◆ **TASK BRIEF**
Reproduce the line containing "Decode this image" exactly, along with each line after it through the end of the data; pictures are left out.

[Data tied to figure images]
========
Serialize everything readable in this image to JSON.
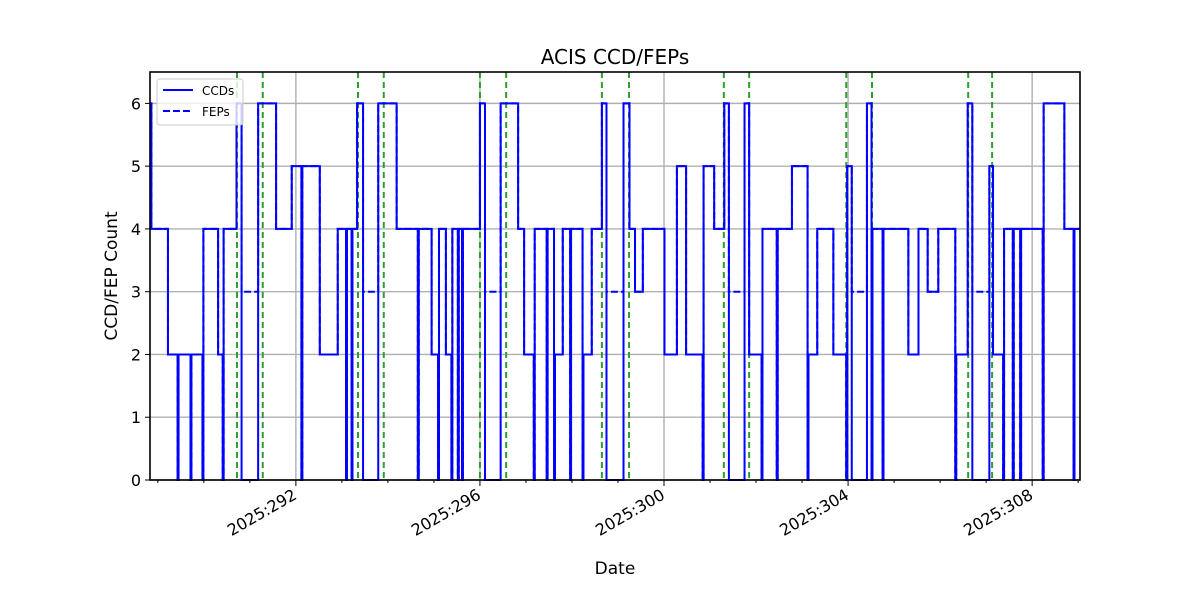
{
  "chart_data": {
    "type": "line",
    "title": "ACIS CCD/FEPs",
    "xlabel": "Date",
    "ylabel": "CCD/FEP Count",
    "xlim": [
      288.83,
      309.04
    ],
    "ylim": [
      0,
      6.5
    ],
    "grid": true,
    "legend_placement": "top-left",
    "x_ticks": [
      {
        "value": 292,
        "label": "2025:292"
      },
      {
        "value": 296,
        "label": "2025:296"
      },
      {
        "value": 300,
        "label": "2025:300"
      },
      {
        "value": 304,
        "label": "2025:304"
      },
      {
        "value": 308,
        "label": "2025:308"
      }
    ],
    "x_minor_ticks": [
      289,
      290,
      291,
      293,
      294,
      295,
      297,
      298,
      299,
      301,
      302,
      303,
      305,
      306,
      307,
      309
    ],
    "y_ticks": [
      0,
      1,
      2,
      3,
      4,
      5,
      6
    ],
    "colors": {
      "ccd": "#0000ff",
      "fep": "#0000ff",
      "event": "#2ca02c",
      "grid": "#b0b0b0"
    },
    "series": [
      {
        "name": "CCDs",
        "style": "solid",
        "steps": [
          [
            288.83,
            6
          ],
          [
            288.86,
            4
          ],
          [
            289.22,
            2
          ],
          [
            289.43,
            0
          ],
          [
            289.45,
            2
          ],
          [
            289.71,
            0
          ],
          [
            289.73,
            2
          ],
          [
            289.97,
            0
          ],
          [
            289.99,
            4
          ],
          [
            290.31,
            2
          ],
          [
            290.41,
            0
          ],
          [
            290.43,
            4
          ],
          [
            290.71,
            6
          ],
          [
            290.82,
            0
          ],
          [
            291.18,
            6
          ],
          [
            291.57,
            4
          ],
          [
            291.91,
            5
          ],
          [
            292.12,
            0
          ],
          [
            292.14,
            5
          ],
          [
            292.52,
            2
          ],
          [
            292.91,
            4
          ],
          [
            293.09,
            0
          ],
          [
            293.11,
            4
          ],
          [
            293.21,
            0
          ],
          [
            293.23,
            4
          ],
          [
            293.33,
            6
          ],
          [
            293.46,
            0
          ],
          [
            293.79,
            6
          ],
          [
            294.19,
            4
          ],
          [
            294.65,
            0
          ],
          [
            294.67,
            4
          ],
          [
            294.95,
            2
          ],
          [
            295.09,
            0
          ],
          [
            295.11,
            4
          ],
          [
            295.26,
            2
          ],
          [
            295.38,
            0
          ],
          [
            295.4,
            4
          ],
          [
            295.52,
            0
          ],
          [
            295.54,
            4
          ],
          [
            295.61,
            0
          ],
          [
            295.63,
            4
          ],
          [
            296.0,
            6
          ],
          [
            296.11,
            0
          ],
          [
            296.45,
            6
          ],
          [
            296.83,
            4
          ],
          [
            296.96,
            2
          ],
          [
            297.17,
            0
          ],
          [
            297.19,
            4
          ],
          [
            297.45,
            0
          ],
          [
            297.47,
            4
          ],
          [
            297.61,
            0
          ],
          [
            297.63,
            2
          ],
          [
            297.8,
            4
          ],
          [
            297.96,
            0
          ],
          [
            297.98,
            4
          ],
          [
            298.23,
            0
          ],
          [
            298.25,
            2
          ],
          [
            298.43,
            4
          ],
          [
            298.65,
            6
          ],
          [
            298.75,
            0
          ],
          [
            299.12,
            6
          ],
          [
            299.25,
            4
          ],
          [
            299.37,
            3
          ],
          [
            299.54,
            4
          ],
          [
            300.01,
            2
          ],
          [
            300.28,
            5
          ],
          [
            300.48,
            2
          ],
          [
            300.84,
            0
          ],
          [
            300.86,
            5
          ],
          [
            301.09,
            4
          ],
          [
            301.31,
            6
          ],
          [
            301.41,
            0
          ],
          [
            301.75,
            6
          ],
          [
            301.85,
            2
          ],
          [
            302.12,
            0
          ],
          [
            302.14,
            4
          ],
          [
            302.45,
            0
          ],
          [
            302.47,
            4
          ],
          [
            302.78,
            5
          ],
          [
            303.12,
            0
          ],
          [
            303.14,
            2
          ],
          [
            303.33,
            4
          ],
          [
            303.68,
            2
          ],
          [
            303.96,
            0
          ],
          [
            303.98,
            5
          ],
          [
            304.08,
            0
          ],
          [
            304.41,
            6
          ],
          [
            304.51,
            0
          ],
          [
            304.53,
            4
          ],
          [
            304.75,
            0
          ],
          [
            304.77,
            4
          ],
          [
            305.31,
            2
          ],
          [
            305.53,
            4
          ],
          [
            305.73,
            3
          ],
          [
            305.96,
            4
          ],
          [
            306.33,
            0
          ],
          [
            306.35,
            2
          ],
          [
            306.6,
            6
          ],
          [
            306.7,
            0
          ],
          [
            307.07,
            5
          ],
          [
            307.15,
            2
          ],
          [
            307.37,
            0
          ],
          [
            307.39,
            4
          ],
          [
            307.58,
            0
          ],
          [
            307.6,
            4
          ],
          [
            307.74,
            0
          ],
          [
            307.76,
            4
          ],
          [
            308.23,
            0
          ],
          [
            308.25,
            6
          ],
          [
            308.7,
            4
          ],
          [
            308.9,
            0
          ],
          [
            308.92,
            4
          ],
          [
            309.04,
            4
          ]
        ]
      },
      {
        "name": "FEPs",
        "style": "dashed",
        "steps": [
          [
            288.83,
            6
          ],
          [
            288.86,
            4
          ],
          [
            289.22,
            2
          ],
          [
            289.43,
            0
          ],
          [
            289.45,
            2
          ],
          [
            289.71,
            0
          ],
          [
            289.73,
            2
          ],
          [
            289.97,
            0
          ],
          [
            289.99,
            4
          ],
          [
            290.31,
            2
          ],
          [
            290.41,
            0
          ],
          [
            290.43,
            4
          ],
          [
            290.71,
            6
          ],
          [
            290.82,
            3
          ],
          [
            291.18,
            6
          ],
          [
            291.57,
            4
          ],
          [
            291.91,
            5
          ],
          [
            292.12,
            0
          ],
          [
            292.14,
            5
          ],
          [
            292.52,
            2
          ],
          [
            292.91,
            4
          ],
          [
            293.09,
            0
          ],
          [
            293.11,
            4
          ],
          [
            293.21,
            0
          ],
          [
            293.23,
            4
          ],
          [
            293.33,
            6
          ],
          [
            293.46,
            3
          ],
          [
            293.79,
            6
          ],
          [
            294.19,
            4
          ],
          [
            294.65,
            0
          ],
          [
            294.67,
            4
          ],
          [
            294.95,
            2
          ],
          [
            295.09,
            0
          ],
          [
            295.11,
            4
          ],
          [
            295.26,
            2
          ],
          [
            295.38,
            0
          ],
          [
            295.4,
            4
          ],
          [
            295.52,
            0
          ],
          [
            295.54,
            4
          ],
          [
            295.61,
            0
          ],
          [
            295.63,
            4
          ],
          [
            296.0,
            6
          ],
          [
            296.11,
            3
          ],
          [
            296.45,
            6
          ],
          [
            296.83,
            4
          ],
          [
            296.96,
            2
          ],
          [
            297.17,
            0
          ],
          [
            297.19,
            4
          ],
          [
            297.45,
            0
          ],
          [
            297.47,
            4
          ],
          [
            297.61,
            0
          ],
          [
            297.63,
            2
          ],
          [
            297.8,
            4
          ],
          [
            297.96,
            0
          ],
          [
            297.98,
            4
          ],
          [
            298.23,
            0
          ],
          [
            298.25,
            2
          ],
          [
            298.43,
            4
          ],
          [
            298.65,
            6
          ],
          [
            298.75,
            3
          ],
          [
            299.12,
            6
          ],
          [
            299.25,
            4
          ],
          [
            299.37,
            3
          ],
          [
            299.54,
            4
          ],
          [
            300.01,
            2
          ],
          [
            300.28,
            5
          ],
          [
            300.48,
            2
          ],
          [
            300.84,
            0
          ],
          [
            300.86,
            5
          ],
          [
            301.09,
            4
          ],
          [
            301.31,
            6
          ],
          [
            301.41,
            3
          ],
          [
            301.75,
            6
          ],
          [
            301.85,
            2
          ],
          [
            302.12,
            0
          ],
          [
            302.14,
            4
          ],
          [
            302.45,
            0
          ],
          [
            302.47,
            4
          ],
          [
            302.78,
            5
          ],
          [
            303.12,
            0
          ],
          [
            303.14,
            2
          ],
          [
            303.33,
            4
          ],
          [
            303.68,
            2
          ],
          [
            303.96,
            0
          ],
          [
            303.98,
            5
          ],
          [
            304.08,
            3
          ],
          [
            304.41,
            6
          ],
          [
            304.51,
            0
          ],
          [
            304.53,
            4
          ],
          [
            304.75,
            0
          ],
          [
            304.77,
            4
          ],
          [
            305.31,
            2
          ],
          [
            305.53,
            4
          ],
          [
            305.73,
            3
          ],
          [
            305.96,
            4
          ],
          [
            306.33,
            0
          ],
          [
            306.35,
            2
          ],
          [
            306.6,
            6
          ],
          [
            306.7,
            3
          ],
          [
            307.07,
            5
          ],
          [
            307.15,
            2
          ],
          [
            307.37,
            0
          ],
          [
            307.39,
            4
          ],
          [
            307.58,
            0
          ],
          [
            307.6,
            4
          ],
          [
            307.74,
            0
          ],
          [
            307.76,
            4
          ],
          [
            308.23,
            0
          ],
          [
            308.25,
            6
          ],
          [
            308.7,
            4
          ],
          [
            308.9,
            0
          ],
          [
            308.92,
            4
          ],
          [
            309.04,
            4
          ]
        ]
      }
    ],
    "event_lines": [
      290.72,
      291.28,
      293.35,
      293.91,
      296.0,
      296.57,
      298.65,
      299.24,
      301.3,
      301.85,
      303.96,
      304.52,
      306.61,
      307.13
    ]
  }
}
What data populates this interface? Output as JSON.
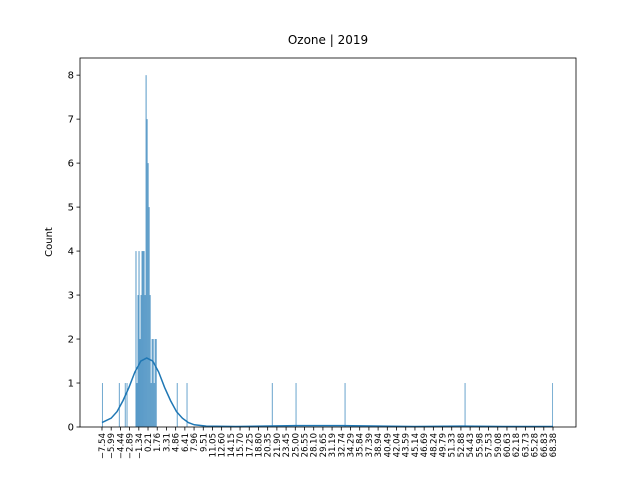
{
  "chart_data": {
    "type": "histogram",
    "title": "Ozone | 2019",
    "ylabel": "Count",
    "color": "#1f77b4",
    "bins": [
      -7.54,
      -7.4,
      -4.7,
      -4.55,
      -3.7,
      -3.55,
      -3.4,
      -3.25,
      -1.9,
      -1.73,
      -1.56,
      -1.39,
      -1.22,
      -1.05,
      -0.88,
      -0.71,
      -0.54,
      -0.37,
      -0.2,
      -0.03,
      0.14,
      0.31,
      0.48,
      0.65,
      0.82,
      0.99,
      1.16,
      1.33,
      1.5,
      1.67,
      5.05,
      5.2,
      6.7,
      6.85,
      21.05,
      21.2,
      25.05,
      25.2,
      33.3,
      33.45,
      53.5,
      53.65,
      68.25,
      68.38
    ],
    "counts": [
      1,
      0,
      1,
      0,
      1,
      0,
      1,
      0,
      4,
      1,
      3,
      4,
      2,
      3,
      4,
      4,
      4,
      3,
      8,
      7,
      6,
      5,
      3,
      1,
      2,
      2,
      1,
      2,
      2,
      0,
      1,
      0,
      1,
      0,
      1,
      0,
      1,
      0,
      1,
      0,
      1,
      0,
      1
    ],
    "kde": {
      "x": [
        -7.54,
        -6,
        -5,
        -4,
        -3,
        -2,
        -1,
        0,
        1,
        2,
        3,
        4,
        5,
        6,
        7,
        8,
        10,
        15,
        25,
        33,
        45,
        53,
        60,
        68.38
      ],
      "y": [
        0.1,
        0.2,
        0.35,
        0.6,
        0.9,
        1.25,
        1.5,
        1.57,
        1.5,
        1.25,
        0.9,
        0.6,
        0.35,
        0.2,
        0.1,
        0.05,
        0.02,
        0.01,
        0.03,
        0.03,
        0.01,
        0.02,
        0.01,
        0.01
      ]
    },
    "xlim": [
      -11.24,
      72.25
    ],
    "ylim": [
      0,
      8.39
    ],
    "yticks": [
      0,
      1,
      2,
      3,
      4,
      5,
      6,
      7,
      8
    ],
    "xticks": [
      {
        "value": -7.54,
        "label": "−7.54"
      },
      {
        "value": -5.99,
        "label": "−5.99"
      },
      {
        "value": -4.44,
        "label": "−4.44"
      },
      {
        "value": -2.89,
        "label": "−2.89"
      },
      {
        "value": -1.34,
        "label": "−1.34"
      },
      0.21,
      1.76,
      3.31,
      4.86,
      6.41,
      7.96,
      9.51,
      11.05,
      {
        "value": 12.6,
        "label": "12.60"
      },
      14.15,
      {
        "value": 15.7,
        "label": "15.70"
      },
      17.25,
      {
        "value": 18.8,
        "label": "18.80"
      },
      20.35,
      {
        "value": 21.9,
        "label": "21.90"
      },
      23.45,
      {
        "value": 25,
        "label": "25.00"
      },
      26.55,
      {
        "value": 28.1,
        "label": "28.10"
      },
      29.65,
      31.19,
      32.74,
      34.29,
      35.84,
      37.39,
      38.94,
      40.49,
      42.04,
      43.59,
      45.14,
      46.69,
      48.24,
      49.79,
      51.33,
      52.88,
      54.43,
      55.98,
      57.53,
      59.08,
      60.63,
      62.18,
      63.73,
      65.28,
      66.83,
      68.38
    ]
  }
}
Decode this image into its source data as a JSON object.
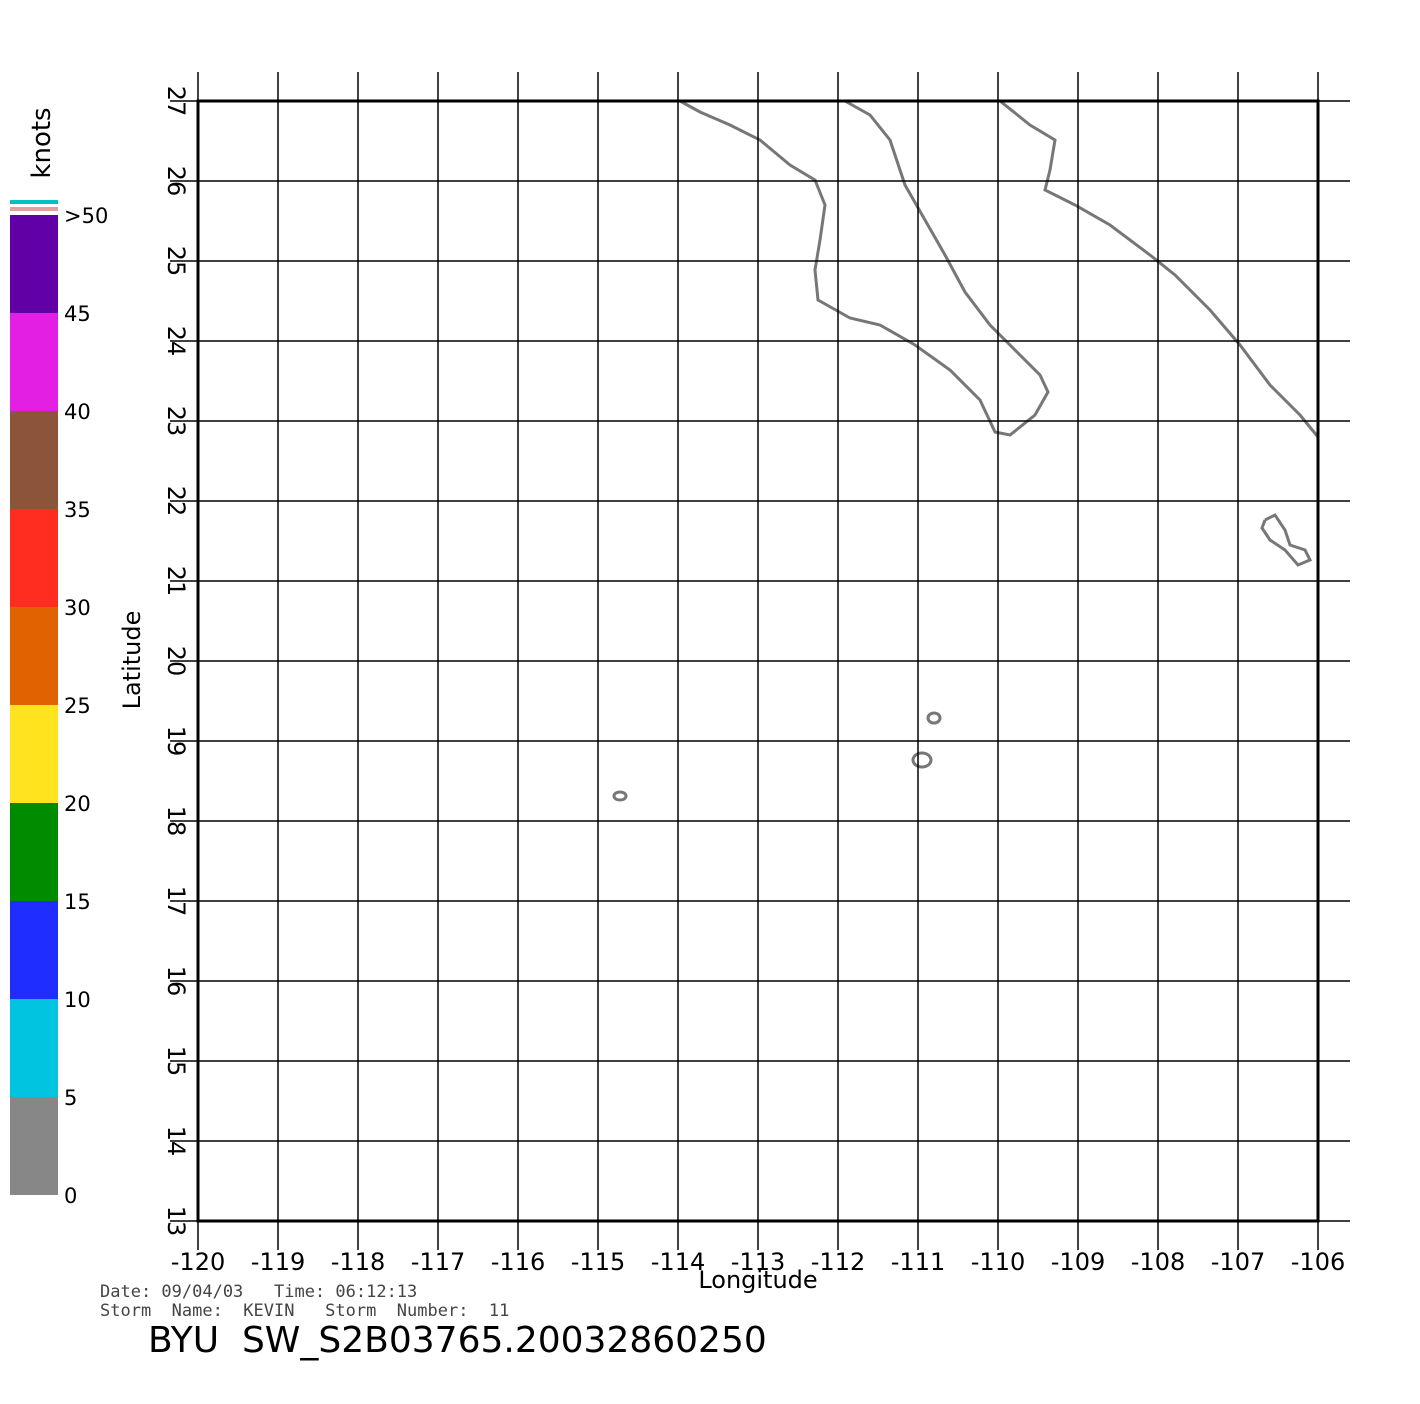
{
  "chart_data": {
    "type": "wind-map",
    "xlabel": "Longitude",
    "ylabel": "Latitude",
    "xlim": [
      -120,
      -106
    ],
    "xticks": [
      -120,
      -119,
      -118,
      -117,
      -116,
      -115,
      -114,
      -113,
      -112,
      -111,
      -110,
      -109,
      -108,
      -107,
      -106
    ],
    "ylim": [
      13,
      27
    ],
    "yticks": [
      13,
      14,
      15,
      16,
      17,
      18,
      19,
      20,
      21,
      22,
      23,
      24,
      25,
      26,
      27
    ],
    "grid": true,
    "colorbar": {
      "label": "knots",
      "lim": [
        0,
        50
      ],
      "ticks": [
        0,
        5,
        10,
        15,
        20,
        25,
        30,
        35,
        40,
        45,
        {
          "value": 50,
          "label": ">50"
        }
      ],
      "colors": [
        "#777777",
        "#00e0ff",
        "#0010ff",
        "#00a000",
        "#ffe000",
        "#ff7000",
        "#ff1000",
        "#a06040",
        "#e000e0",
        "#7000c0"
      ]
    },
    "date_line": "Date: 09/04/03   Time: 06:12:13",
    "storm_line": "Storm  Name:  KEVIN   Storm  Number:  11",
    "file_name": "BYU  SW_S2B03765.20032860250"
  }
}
========
◆ **ANSWER BELOW**
Decode this image into its source data as a JSON object.
{
  "chart_data": {
    "type": "wind-map",
    "xlabel": "Longitude",
    "ylabel": "Latitude",
    "xlim": [
      -120,
      -106
    ],
    "xticks": [
      -120,
      -119,
      -118,
      -117,
      -116,
      -115,
      -114,
      -113,
      -112,
      -111,
      -110,
      -109,
      -108,
      -107,
      -106
    ],
    "ylim": [
      13,
      27
    ],
    "yticks": [
      13,
      14,
      15,
      16,
      17,
      18,
      19,
      20,
      21,
      22,
      23,
      24,
      25,
      26,
      27
    ],
    "grid": true,
    "colorbar": {
      "label": "knots",
      "lim": [
        0,
        50
      ],
      "ticks": [
        0,
        5,
        10,
        15,
        20,
        25,
        30,
        35,
        40,
        45,
        {
          "value": 50,
          "label": ">50"
        }
      ],
      "colors": [
        "#777777",
        "#00e0ff",
        "#0010ff",
        "#00a000",
        "#ffe000",
        "#ff7000",
        "#ff1000",
        "#a06040",
        "#e000e0",
        "#7000c0"
      ]
    },
    "date_line": "Date: 09/04/03   Time: 06:12:13",
    "storm_line": "Storm  Name:  KEVIN   Storm  Number:  11",
    "file_name": "BYU  SW_S2B03765.20032860250"
  }
}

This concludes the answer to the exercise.